■ **WHAT IS ASKED**
Repeat each line word for word.

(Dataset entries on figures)
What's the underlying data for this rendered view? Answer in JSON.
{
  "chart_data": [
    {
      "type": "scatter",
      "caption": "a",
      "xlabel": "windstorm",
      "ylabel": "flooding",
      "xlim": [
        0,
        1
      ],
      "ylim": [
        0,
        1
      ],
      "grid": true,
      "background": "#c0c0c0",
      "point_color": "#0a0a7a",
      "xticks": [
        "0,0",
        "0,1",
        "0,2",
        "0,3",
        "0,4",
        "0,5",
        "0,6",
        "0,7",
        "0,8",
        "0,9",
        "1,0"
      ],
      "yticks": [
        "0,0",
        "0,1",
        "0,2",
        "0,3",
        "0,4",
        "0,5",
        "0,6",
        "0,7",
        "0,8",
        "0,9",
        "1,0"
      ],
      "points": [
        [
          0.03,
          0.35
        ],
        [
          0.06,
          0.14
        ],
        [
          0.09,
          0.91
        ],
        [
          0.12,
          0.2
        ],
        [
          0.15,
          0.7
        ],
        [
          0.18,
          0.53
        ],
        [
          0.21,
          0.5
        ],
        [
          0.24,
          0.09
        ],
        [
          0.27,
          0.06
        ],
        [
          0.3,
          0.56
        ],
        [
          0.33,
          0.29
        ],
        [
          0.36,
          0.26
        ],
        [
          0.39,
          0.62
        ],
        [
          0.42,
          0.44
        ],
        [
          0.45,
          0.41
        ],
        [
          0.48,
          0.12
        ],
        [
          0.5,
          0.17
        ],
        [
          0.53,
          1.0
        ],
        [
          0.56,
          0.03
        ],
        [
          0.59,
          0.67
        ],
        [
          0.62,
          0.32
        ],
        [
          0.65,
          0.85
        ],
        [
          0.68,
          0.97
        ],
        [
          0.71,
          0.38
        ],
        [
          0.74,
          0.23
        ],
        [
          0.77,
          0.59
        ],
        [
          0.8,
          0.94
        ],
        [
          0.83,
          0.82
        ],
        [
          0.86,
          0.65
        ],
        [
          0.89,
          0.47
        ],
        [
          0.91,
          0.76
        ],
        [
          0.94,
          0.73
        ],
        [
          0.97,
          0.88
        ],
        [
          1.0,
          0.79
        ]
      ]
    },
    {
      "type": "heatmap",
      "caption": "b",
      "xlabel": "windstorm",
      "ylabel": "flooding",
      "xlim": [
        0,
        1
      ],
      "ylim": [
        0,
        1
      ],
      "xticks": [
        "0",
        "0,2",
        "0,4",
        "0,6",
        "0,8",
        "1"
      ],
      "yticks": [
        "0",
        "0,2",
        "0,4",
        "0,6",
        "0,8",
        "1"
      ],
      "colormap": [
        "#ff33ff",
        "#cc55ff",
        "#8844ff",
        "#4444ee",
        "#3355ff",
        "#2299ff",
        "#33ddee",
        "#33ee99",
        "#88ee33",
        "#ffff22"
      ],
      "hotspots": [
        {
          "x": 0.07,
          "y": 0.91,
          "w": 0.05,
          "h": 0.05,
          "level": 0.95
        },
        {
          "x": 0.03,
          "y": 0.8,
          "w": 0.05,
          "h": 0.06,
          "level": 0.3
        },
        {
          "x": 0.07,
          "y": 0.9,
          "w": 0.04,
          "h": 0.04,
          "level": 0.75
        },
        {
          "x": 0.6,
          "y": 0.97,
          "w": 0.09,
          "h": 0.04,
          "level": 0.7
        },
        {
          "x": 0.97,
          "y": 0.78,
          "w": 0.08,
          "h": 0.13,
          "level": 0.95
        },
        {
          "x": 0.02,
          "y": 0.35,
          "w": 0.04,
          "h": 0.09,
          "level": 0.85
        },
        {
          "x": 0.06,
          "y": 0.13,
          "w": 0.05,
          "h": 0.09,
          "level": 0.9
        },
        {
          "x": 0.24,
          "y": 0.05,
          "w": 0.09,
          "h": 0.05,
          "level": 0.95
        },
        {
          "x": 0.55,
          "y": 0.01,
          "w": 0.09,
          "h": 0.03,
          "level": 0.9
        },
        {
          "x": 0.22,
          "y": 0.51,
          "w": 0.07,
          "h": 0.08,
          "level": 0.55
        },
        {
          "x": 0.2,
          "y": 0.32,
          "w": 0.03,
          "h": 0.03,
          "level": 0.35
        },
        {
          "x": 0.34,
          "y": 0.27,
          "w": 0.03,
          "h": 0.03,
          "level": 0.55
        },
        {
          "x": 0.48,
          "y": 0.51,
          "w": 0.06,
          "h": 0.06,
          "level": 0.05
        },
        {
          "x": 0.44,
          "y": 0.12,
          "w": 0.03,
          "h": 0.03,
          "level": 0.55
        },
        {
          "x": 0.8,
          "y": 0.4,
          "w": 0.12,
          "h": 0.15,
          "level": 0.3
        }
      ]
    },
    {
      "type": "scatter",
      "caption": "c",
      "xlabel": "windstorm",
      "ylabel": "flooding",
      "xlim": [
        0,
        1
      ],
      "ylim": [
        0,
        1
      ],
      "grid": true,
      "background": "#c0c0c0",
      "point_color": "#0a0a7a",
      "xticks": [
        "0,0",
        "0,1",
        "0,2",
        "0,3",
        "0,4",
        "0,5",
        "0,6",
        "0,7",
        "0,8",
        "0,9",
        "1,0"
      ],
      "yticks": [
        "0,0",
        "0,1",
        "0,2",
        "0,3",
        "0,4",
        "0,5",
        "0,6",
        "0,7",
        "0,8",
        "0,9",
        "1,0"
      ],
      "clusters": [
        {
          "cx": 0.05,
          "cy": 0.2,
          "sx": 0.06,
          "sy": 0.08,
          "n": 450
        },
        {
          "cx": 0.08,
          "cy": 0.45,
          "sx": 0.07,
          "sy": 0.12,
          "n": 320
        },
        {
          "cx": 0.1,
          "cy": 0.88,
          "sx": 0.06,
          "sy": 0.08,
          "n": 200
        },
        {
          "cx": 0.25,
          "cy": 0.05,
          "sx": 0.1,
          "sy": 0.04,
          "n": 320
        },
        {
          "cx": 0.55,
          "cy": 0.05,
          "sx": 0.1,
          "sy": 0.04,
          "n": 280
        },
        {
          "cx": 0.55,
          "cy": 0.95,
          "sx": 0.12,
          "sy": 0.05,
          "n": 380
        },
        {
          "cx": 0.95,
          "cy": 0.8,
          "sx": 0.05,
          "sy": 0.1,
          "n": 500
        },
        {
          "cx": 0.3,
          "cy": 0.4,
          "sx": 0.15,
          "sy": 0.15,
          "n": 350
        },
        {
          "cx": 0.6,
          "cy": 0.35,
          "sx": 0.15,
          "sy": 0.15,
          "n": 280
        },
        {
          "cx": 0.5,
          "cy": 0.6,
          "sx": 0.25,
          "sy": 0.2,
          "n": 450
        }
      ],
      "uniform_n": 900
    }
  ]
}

■ **FINAL RESULT**
What's the underlying data for this rendered view? Answer in JSON.
{
  "chart_data": [
    {
      "type": "scatter",
      "caption": "a",
      "xlabel": "windstorm",
      "ylabel": "flooding",
      "xlim": [
        0,
        1
      ],
      "ylim": [
        0,
        1
      ],
      "grid": true,
      "background": "#c0c0c0",
      "point_color": "#0a0a7a",
      "xticks": [
        "0,0",
        "0,1",
        "0,2",
        "0,3",
        "0,4",
        "0,5",
        "0,6",
        "0,7",
        "0,8",
        "0,9",
        "1,0"
      ],
      "yticks": [
        "0,0",
        "0,1",
        "0,2",
        "0,3",
        "0,4",
        "0,5",
        "0,6",
        "0,7",
        "0,8",
        "0,9",
        "1,0"
      ],
      "points": [
        [
          0.03,
          0.35
        ],
        [
          0.06,
          0.14
        ],
        [
          0.09,
          0.91
        ],
        [
          0.12,
          0.2
        ],
        [
          0.15,
          0.7
        ],
        [
          0.18,
          0.53
        ],
        [
          0.21,
          0.5
        ],
        [
          0.24,
          0.09
        ],
        [
          0.27,
          0.06
        ],
        [
          0.3,
          0.56
        ],
        [
          0.33,
          0.29
        ],
        [
          0.36,
          0.26
        ],
        [
          0.39,
          0.62
        ],
        [
          0.42,
          0.44
        ],
        [
          0.45,
          0.41
        ],
        [
          0.48,
          0.12
        ],
        [
          0.5,
          0.17
        ],
        [
          0.53,
          1.0
        ],
        [
          0.56,
          0.03
        ],
        [
          0.59,
          0.67
        ],
        [
          0.62,
          0.32
        ],
        [
          0.65,
          0.85
        ],
        [
          0.68,
          0.97
        ],
        [
          0.71,
          0.38
        ],
        [
          0.74,
          0.23
        ],
        [
          0.77,
          0.59
        ],
        [
          0.8,
          0.94
        ],
        [
          0.83,
          0.82
        ],
        [
          0.86,
          0.65
        ],
        [
          0.89,
          0.47
        ],
        [
          0.91,
          0.76
        ],
        [
          0.94,
          0.73
        ],
        [
          0.97,
          0.88
        ],
        [
          1.0,
          0.79
        ]
      ]
    },
    {
      "type": "heatmap",
      "caption": "b",
      "xlabel": "windstorm",
      "ylabel": "flooding",
      "xlim": [
        0,
        1
      ],
      "ylim": [
        0,
        1
      ],
      "xticks": [
        "0",
        "0,2",
        "0,4",
        "0,6",
        "0,8",
        "1"
      ],
      "yticks": [
        "0",
        "0,2",
        "0,4",
        "0,6",
        "0,8",
        "1"
      ],
      "colormap": [
        "#ff33ff",
        "#cc55ff",
        "#8844ff",
        "#4444ee",
        "#3355ff",
        "#2299ff",
        "#33ddee",
        "#33ee99",
        "#88ee33",
        "#ffff22"
      ],
      "hotspots": [
        {
          "x": 0.07,
          "y": 0.91,
          "w": 0.05,
          "h": 0.05,
          "level": 0.95
        },
        {
          "x": 0.03,
          "y": 0.8,
          "w": 0.05,
          "h": 0.06,
          "level": 0.3
        },
        {
          "x": 0.07,
          "y": 0.9,
          "w": 0.04,
          "h": 0.04,
          "level": 0.75
        },
        {
          "x": 0.6,
          "y": 0.97,
          "w": 0.09,
          "h": 0.04,
          "level": 0.7
        },
        {
          "x": 0.97,
          "y": 0.78,
          "w": 0.08,
          "h": 0.13,
          "level": 0.95
        },
        {
          "x": 0.02,
          "y": 0.35,
          "w": 0.04,
          "h": 0.09,
          "level": 0.85
        },
        {
          "x": 0.06,
          "y": 0.13,
          "w": 0.05,
          "h": 0.09,
          "level": 0.9
        },
        {
          "x": 0.24,
          "y": 0.05,
          "w": 0.09,
          "h": 0.05,
          "level": 0.95
        },
        {
          "x": 0.55,
          "y": 0.01,
          "w": 0.09,
          "h": 0.03,
          "level": 0.9
        },
        {
          "x": 0.22,
          "y": 0.51,
          "w": 0.07,
          "h": 0.08,
          "level": 0.55
        },
        {
          "x": 0.2,
          "y": 0.32,
          "w": 0.03,
          "h": 0.03,
          "level": 0.35
        },
        {
          "x": 0.34,
          "y": 0.27,
          "w": 0.03,
          "h": 0.03,
          "level": 0.55
        },
        {
          "x": 0.48,
          "y": 0.51,
          "w": 0.06,
          "h": 0.06,
          "level": 0.05
        },
        {
          "x": 0.44,
          "y": 0.12,
          "w": 0.03,
          "h": 0.03,
          "level": 0.55
        },
        {
          "x": 0.8,
          "y": 0.4,
          "w": 0.12,
          "h": 0.15,
          "level": 0.3
        }
      ]
    },
    {
      "type": "scatter",
      "caption": "c",
      "xlabel": "windstorm",
      "ylabel": "flooding",
      "xlim": [
        0,
        1
      ],
      "ylim": [
        0,
        1
      ],
      "grid": true,
      "background": "#c0c0c0",
      "point_color": "#0a0a7a",
      "xticks": [
        "0,0",
        "0,1",
        "0,2",
        "0,3",
        "0,4",
        "0,5",
        "0,6",
        "0,7",
        "0,8",
        "0,9",
        "1,0"
      ],
      "yticks": [
        "0,0",
        "0,1",
        "0,2",
        "0,3",
        "0,4",
        "0,5",
        "0,6",
        "0,7",
        "0,8",
        "0,9",
        "1,0"
      ],
      "clusters": [
        {
          "cx": 0.05,
          "cy": 0.2,
          "sx": 0.06,
          "sy": 0.08,
          "n": 450
        },
        {
          "cx": 0.08,
          "cy": 0.45,
          "sx": 0.07,
          "sy": 0.12,
          "n": 320
        },
        {
          "cx": 0.1,
          "cy": 0.88,
          "sx": 0.06,
          "sy": 0.08,
          "n": 200
        },
        {
          "cx": 0.25,
          "cy": 0.05,
          "sx": 0.1,
          "sy": 0.04,
          "n": 320
        },
        {
          "cx": 0.55,
          "cy": 0.05,
          "sx": 0.1,
          "sy": 0.04,
          "n": 280
        },
        {
          "cx": 0.55,
          "cy": 0.95,
          "sx": 0.12,
          "sy": 0.05,
          "n": 380
        },
        {
          "cx": 0.95,
          "cy": 0.8,
          "sx": 0.05,
          "sy": 0.1,
          "n": 500
        },
        {
          "cx": 0.3,
          "cy": 0.4,
          "sx": 0.15,
          "sy": 0.15,
          "n": 350
        },
        {
          "cx": 0.6,
          "cy": 0.35,
          "sx": 0.15,
          "sy": 0.15,
          "n": 280
        },
        {
          "cx": 0.5,
          "cy": 0.6,
          "sx": 0.25,
          "sy": 0.2,
          "n": 450
        }
      ],
      "uniform_n": 900
    }
  ]
}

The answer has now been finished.